#### Data supplied:
## start

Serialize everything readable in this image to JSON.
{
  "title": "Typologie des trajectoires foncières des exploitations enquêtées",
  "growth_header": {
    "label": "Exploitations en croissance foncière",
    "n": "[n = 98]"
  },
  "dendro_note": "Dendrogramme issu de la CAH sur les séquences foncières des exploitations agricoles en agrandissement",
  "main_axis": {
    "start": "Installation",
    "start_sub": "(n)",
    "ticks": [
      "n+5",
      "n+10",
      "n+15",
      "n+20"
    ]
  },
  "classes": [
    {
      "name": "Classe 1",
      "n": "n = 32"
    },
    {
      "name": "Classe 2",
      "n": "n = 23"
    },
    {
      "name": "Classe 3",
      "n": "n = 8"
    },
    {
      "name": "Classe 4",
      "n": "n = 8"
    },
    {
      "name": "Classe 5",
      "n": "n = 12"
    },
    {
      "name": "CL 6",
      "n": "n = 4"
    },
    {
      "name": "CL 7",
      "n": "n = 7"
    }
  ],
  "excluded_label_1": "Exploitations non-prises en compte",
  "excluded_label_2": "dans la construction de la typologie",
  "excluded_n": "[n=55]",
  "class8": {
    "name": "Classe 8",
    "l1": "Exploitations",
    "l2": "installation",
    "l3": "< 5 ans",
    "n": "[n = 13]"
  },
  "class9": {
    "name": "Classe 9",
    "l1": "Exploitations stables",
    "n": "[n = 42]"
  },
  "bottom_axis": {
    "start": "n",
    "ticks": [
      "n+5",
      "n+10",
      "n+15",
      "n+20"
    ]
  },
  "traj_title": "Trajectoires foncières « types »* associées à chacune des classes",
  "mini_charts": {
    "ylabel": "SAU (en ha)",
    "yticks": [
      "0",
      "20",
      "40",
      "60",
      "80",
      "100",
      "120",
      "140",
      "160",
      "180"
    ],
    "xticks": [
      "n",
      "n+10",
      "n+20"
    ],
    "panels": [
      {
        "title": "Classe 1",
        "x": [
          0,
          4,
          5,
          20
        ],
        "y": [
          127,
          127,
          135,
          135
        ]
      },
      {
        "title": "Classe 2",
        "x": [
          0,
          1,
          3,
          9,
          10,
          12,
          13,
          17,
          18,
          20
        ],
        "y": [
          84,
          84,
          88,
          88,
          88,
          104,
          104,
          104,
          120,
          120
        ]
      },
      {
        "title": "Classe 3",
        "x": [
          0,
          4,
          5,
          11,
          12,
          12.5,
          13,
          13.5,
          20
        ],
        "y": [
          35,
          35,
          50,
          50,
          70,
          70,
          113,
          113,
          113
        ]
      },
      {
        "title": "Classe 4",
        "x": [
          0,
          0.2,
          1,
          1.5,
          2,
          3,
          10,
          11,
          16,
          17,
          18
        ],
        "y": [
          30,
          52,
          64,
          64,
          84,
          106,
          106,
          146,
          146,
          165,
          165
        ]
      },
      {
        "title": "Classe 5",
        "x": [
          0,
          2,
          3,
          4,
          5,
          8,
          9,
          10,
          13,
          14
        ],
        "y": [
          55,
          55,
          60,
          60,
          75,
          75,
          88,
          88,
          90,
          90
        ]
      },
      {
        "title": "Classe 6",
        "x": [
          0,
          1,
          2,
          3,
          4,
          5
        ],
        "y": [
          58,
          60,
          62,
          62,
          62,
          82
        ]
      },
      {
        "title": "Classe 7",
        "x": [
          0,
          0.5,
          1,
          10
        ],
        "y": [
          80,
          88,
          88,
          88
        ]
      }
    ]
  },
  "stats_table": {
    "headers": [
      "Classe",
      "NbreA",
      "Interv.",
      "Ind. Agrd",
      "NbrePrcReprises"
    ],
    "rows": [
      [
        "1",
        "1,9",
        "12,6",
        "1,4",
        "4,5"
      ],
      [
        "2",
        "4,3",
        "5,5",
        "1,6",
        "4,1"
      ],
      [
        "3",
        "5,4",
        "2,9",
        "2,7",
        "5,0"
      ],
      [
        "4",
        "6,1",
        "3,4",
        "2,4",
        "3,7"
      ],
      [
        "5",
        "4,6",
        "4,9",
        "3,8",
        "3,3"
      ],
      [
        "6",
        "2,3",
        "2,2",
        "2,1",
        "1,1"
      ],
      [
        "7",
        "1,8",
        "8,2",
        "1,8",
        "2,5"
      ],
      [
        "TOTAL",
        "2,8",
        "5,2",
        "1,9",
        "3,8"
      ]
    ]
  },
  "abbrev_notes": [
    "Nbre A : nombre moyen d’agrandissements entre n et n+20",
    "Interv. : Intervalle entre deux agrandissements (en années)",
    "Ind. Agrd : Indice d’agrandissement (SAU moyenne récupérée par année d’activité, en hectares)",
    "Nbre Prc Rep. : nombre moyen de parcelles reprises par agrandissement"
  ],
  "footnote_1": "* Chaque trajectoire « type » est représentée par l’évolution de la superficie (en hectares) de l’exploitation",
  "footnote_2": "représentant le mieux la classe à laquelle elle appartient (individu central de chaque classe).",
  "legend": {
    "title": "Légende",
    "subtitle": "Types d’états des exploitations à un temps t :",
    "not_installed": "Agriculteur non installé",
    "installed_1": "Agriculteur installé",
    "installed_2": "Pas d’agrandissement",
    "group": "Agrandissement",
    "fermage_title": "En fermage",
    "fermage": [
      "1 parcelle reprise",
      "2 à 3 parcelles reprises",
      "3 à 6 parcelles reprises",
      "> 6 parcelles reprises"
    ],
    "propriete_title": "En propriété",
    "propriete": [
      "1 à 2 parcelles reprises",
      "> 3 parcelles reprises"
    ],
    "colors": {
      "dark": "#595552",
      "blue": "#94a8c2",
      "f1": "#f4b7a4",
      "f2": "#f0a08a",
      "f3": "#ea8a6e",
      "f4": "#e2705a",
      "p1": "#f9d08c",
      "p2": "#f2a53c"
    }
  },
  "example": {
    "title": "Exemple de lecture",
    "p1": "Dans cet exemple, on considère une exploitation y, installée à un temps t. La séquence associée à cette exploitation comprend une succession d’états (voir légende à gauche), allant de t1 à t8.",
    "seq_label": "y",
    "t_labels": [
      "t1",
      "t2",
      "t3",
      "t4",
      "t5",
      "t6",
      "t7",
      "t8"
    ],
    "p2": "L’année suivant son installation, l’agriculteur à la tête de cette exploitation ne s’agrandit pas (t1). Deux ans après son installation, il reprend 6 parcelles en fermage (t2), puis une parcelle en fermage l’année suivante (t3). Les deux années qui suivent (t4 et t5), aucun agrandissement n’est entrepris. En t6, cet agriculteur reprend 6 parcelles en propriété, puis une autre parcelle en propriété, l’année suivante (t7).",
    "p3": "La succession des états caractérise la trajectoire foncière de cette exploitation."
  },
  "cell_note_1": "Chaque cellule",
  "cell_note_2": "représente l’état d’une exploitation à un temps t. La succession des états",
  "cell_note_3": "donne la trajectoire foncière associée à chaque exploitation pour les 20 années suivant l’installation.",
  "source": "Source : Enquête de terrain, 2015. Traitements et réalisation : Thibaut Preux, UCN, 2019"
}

## end

#### Short problem:
Every record shown above must be echoed exactly.

#### Correct answer:
Serialize everything readable in this image to JSON.
{
  "title": "Typologie des trajectoires foncières des exploitations enquêtées",
  "growth_header": {
    "label": "Exploitations en croissance foncière",
    "n": "[n = 98]"
  },
  "dendro_note": "Dendrogramme issu de la CAH sur les séquences foncières des exploitations agricoles en agrandissement",
  "main_axis": {
    "start": "Installation",
    "start_sub": "(n)",
    "ticks": [
      "n+5",
      "n+10",
      "n+15",
      "n+20"
    ]
  },
  "classes": [
    {
      "name": "Classe 1",
      "n": "n = 32"
    },
    {
      "name": "Classe 2",
      "n": "n = 23"
    },
    {
      "name": "Classe 3",
      "n": "n = 8"
    },
    {
      "name": "Classe 4",
      "n": "n = 8"
    },
    {
      "name": "Classe 5",
      "n": "n = 12"
    },
    {
      "name": "CL 6",
      "n": "n = 4"
    },
    {
      "name": "CL 7",
      "n": "n = 7"
    }
  ],
  "excluded_label_1": "Exploitations non-prises en compte",
  "excluded_label_2": "dans la construction de la typologie",
  "excluded_n": "[n=55]",
  "class8": {
    "name": "Classe 8",
    "l1": "Exploitations",
    "l2": "installation",
    "l3": "< 5 ans",
    "n": "[n = 13]"
  },
  "class9": {
    "name": "Classe 9",
    "l1": "Exploitations stables",
    "n": "[n = 42]"
  },
  "bottom_axis": {
    "start": "n",
    "ticks": [
      "n+5",
      "n+10",
      "n+15",
      "n+20"
    ]
  },
  "traj_title": "Trajectoires foncières « types »* associées à chacune des classes",
  "mini_charts": {
    "ylabel": "SAU (en ha)",
    "yticks": [
      "0",
      "20",
      "40",
      "60",
      "80",
      "100",
      "120",
      "140",
      "160",
      "180"
    ],
    "xticks": [
      "n",
      "n+10",
      "n+20"
    ],
    "panels": [
      {
        "title": "Classe 1",
        "x": [
          0,
          4,
          5,
          20
        ],
        "y": [
          127,
          127,
          135,
          135
        ]
      },
      {
        "title": "Classe 2",
        "x": [
          0,
          1,
          3,
          9,
          10,
          12,
          13,
          17,
          18,
          20
        ],
        "y": [
          84,
          84,
          88,
          88,
          88,
          104,
          104,
          104,
          120,
          120
        ]
      },
      {
        "title": "Classe 3",
        "x": [
          0,
          4,
          5,
          11,
          12,
          12.5,
          13,
          13.5,
          20
        ],
        "y": [
          35,
          35,
          50,
          50,
          70,
          70,
          113,
          113,
          113
        ]
      },
      {
        "title": "Classe 4",
        "x": [
          0,
          0.2,
          1,
          1.5,
          2,
          3,
          10,
          11,
          16,
          17,
          18
        ],
        "y": [
          30,
          52,
          64,
          64,
          84,
          106,
          106,
          146,
          146,
          165,
          165
        ]
      },
      {
        "title": "Classe 5",
        "x": [
          0,
          2,
          3,
          4,
          5,
          8,
          9,
          10,
          13,
          14
        ],
        "y": [
          55,
          55,
          60,
          60,
          75,
          75,
          88,
          88,
          90,
          90
        ]
      },
      {
        "title": "Classe 6",
        "x": [
          0,
          1,
          2,
          3,
          4,
          5
        ],
        "y": [
          58,
          60,
          62,
          62,
          62,
          82
        ]
      },
      {
        "title": "Classe 7",
        "x": [
          0,
          0.5,
          1,
          10
        ],
        "y": [
          80,
          88,
          88,
          88
        ]
      }
    ]
  },
  "stats_table": {
    "headers": [
      "Classe",
      "NbreA",
      "Interv.",
      "Ind. Agrd",
      "NbrePrcReprises"
    ],
    "rows": [
      [
        "1",
        "1,9",
        "12,6",
        "1,4",
        "4,5"
      ],
      [
        "2",
        "4,3",
        "5,5",
        "1,6",
        "4,1"
      ],
      [
        "3",
        "5,4",
        "2,9",
        "2,7",
        "5,0"
      ],
      [
        "4",
        "6,1",
        "3,4",
        "2,4",
        "3,7"
      ],
      [
        "5",
        "4,6",
        "4,9",
        "3,8",
        "3,3"
      ],
      [
        "6",
        "2,3",
        "2,2",
        "2,1",
        "1,1"
      ],
      [
        "7",
        "1,8",
        "8,2",
        "1,8",
        "2,5"
      ],
      [
        "TOTAL",
        "2,8",
        "5,2",
        "1,9",
        "3,8"
      ]
    ]
  },
  "abbrev_notes": [
    "Nbre A : nombre moyen d’agrandissements entre n et n+20",
    "Interv. : Intervalle entre deux agrandissements (en années)",
    "Ind. Agrd : Indice d’agrandissement (SAU moyenne récupérée par année d’activité, en hectares)",
    "Nbre Prc Rep. : nombre moyen de parcelles reprises par agrandissement"
  ],
  "footnote_1": "* Chaque trajectoire « type » est représentée par l’évolution de la superficie (en hectares) de l’exploitation",
  "footnote_2": "représentant le mieux la classe à laquelle elle appartient (individu central de chaque classe).",
  "legend": {
    "title": "Légende",
    "subtitle": "Types d’états des exploitations à un temps t :",
    "not_installed": "Agriculteur non installé",
    "installed_1": "Agriculteur installé",
    "installed_2": "Pas d’agrandissement",
    "group": "Agrandissement",
    "fermage_title": "En fermage",
    "fermage": [
      "1 parcelle reprise",
      "2 à 3 parcelles reprises",
      "3 à 6 parcelles reprises",
      "> 6 parcelles reprises"
    ],
    "propriete_title": "En propriété",
    "propriete": [
      "1 à 2 parcelles reprises",
      "> 3 parcelles reprises"
    ],
    "colors": {
      "dark": "#595552",
      "blue": "#94a8c2",
      "f1": "#f4b7a4",
      "f2": "#f0a08a",
      "f3": "#ea8a6e",
      "f4": "#e2705a",
      "p1": "#f9d08c",
      "p2": "#f2a53c"
    }
  },
  "example": {
    "title": "Exemple de lecture",
    "p1": "Dans cet exemple, on considère une exploitation y, installée à un temps t. La séquence associée à cette exploitation comprend une succession d’états (voir légende à gauche), allant de t1 à t8.",
    "seq_label": "y",
    "t_labels": [
      "t1",
      "t2",
      "t3",
      "t4",
      "t5",
      "t6",
      "t7",
      "t8"
    ],
    "p2": "L’année suivant son installation, l’agriculteur à la tête de cette exploitation ne s’agrandit pas (t1). Deux ans après son installation, il reprend 6 parcelles en fermage (t2), puis une parcelle en fermage l’année suivante (t3). Les deux années qui suivent (t4 et t5), aucun agrandissement n’est entrepris. En t6, cet agriculteur reprend 6 parcelles en propriété, puis une autre parcelle en propriété, l’année suivante (t7).",
    "p3": "La succession des états caractérise la trajectoire foncière de cette exploitation."
  },
  "cell_note_1": "Chaque cellule",
  "cell_note_2": "représente l’état d’une exploitation à un temps t. La succession des états",
  "cell_note_3": "donne la trajectoire foncière associée à chaque exploitation pour les 20 années suivant l’installation.",
  "source": "Source : Enquête de terrain, 2015. Traitements et réalisation : Thibaut Preux, UCN, 2019"
}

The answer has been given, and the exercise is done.